***** Material to process *****
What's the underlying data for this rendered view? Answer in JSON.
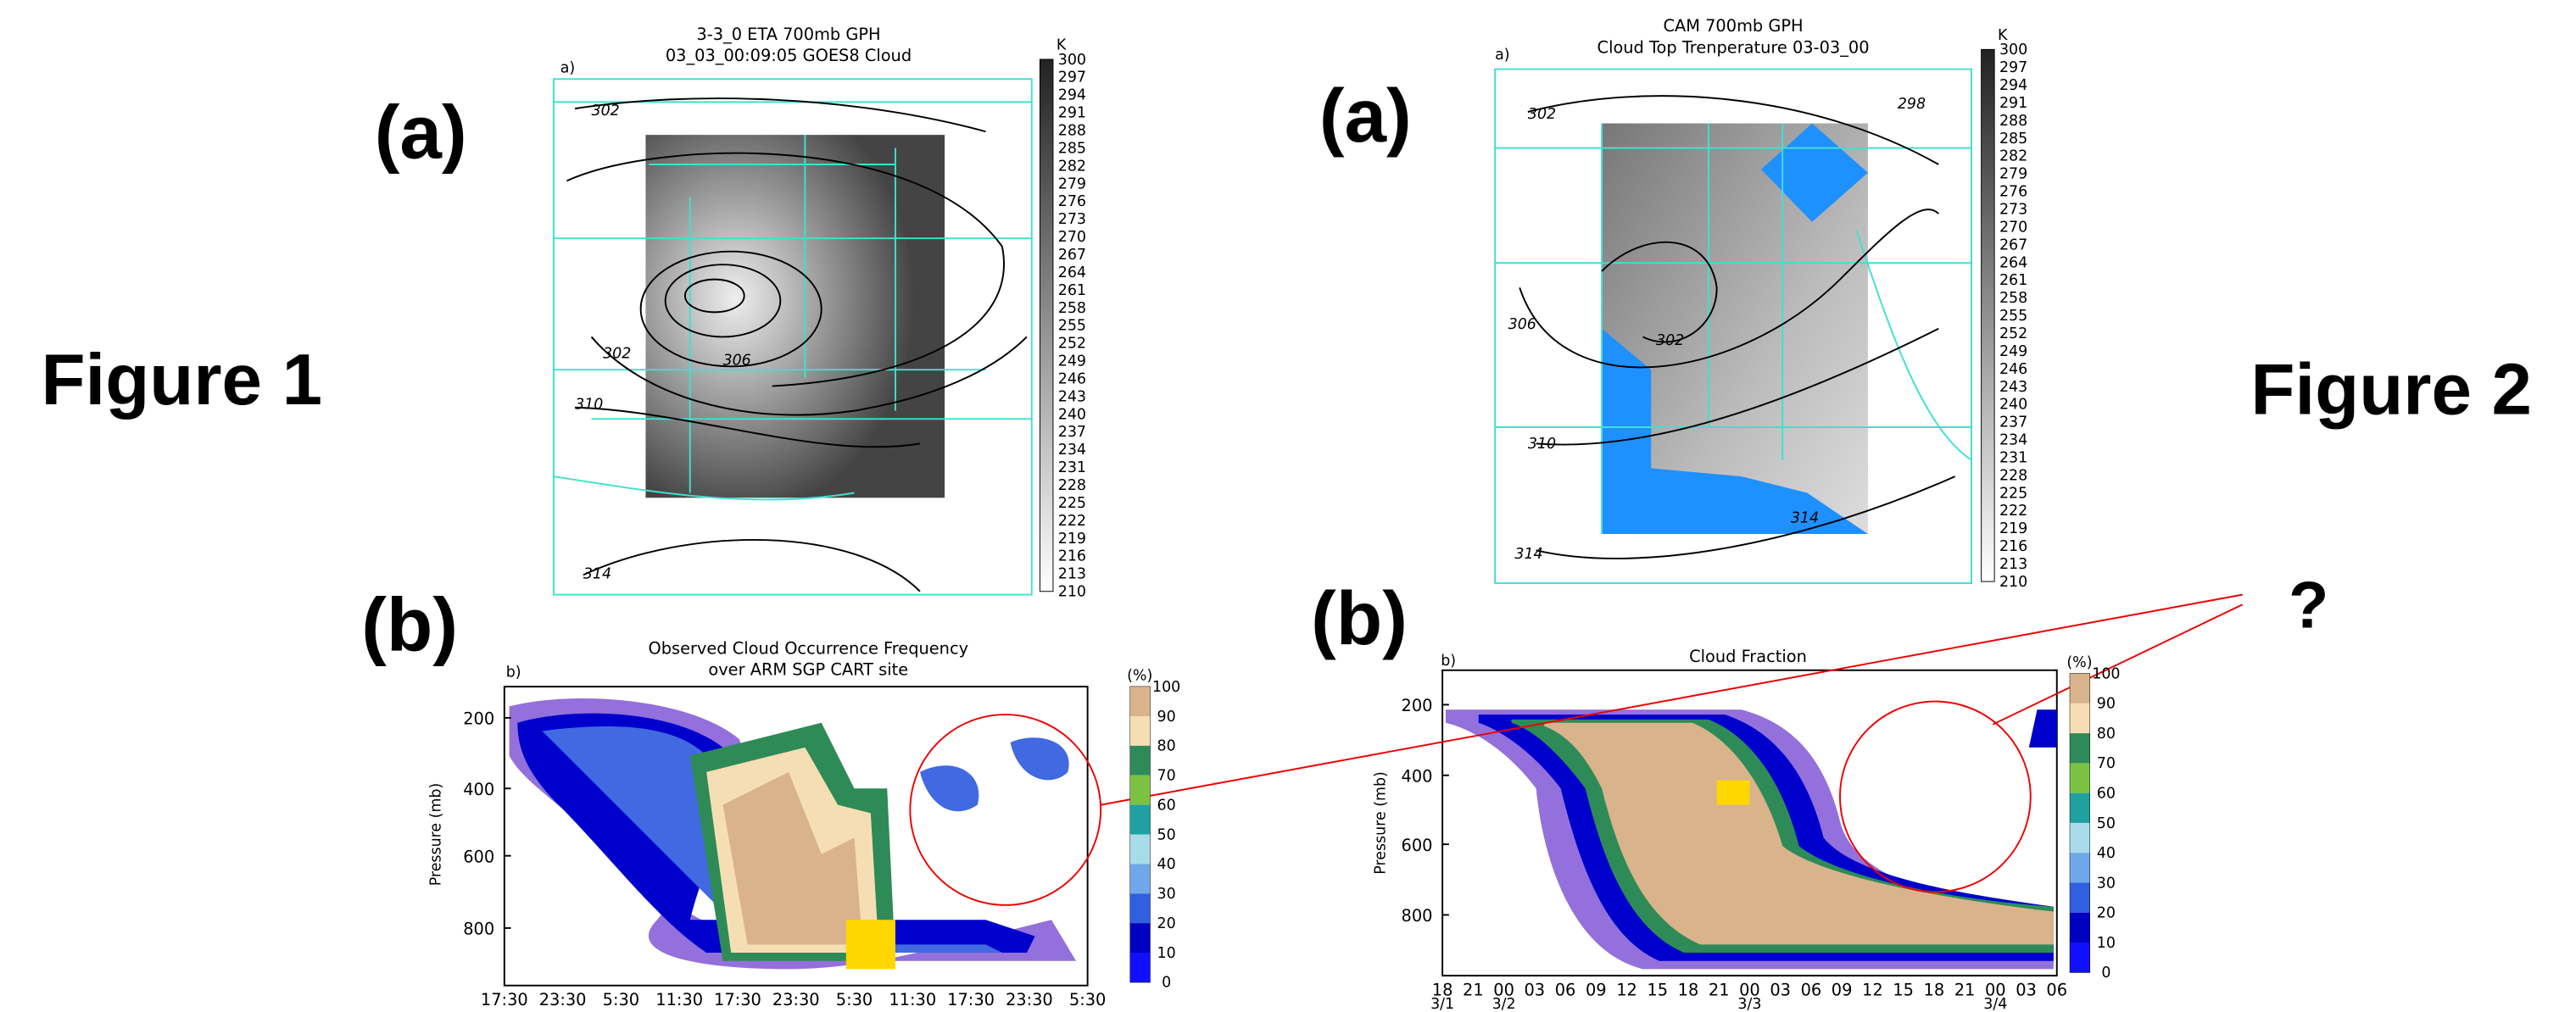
{
  "labels": {
    "figure1": "Figure 1",
    "figure2": "Figure 2",
    "question": "?"
  },
  "figure1": {
    "a": {
      "panel": "(a)",
      "sub": "a)",
      "title": [
        "3-3_0 ETA 700mb GPH",
        "03_03_00:09:05 GOES8 Cloud"
      ],
      "contours": [
        "302",
        "306",
        "302",
        "310",
        "314"
      ],
      "colorbar_unit": "K",
      "colorbar_ticks": [
        300,
        297,
        294,
        291,
        288,
        285,
        282,
        279,
        276,
        273,
        270,
        267,
        264,
        261,
        258,
        255,
        252,
        249,
        246,
        243,
        240,
        237,
        234,
        231,
        228,
        225,
        222,
        219,
        216,
        213,
        210
      ]
    },
    "b": {
      "panel": "(b)",
      "sub": "b)",
      "title": [
        "Observed Cloud Occurrence Frequency",
        "over ARM SGP CART site"
      ],
      "y_label": "Pressure (mb)",
      "y_ticks": [
        200,
        400,
        600,
        800
      ],
      "x_ticks": [
        "17:30",
        "23:30",
        "5:30",
        "11:30",
        "17:30",
        "23:30",
        "5:30",
        "11:30",
        "17:30",
        "23:30",
        "5:30"
      ],
      "colorbar_unit": "(%)",
      "colorbar_ticks": [
        100,
        90,
        80,
        70,
        60,
        50,
        40,
        30,
        20,
        10,
        0
      ]
    }
  },
  "figure2": {
    "a": {
      "panel": "(a)",
      "sub": "a)",
      "title": [
        "CAM 700mb GPH",
        "Cloud Top Trenperature 03-03_00"
      ],
      "contours": [
        "302",
        "298",
        "306",
        "302",
        "310",
        "314",
        "314"
      ],
      "colorbar_unit": "K",
      "colorbar_ticks": [
        300,
        297,
        294,
        291,
        288,
        285,
        282,
        279,
        276,
        273,
        270,
        267,
        264,
        261,
        258,
        255,
        252,
        249,
        246,
        243,
        240,
        237,
        234,
        231,
        228,
        225,
        222,
        219,
        216,
        213,
        210
      ]
    },
    "b": {
      "panel": "(b)",
      "sub": "b)",
      "title": [
        "Cloud Fraction"
      ],
      "y_label": "Pressure (mb)",
      "y_ticks": [
        200,
        400,
        600,
        800
      ],
      "x_ticks": [
        "18",
        "21",
        "00",
        "03",
        "06",
        "09",
        "12",
        "15",
        "18",
        "21",
        "00",
        "03",
        "06",
        "09",
        "12",
        "15",
        "18",
        "21",
        "00",
        "03",
        "06"
      ],
      "x_dates": [
        "3/1",
        "3/2",
        "3/3",
        "3/4"
      ],
      "colorbar_unit": "(%)",
      "colorbar_ticks": [
        100,
        90,
        80,
        70,
        60,
        50,
        40,
        30,
        20,
        10,
        0
      ]
    }
  }
}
*****
• _The request_: Write the entries above out in full, exactly, with no images.

• _Full response_:
What's the underlying data for this rendered view? Answer in JSON.
{
  "labels": {
    "figure1": "Figure 1",
    "figure2": "Figure 2",
    "question": "?"
  },
  "figure1": {
    "a": {
      "panel": "(a)",
      "sub": "a)",
      "title": [
        "3-3_0 ETA 700mb GPH",
        "03_03_00:09:05 GOES8 Cloud"
      ],
      "contours": [
        "302",
        "306",
        "302",
        "310",
        "314"
      ],
      "colorbar_unit": "K",
      "colorbar_ticks": [
        300,
        297,
        294,
        291,
        288,
        285,
        282,
        279,
        276,
        273,
        270,
        267,
        264,
        261,
        258,
        255,
        252,
        249,
        246,
        243,
        240,
        237,
        234,
        231,
        228,
        225,
        222,
        219,
        216,
        213,
        210
      ]
    },
    "b": {
      "panel": "(b)",
      "sub": "b)",
      "title": [
        "Observed Cloud Occurrence Frequency",
        "over ARM SGP CART site"
      ],
      "y_label": "Pressure (mb)",
      "y_ticks": [
        200,
        400,
        600,
        800
      ],
      "x_ticks": [
        "17:30",
        "23:30",
        "5:30",
        "11:30",
        "17:30",
        "23:30",
        "5:30",
        "11:30",
        "17:30",
        "23:30",
        "5:30"
      ],
      "colorbar_unit": "(%)",
      "colorbar_ticks": [
        100,
        90,
        80,
        70,
        60,
        50,
        40,
        30,
        20,
        10,
        0
      ]
    }
  },
  "figure2": {
    "a": {
      "panel": "(a)",
      "sub": "a)",
      "title": [
        "CAM 700mb GPH",
        "Cloud Top Trenperature 03-03_00"
      ],
      "contours": [
        "302",
        "298",
        "306",
        "302",
        "310",
        "314",
        "314"
      ],
      "colorbar_unit": "K",
      "colorbar_ticks": [
        300,
        297,
        294,
        291,
        288,
        285,
        282,
        279,
        276,
        273,
        270,
        267,
        264,
        261,
        258,
        255,
        252,
        249,
        246,
        243,
        240,
        237,
        234,
        231,
        228,
        225,
        222,
        219,
        216,
        213,
        210
      ]
    },
    "b": {
      "panel": "(b)",
      "sub": "b)",
      "title": [
        "Cloud Fraction"
      ],
      "y_label": "Pressure (mb)",
      "y_ticks": [
        200,
        400,
        600,
        800
      ],
      "x_ticks": [
        "18",
        "21",
        "00",
        "03",
        "06",
        "09",
        "12",
        "15",
        "18",
        "21",
        "00",
        "03",
        "06",
        "09",
        "12",
        "15",
        "18",
        "21",
        "00",
        "03",
        "06"
      ],
      "x_dates": [
        "3/1",
        "3/2",
        "3/3",
        "3/4"
      ],
      "colorbar_unit": "(%)",
      "colorbar_ticks": [
        100,
        90,
        80,
        70,
        60,
        50,
        40,
        30,
        20,
        10,
        0
      ]
    }
  }
}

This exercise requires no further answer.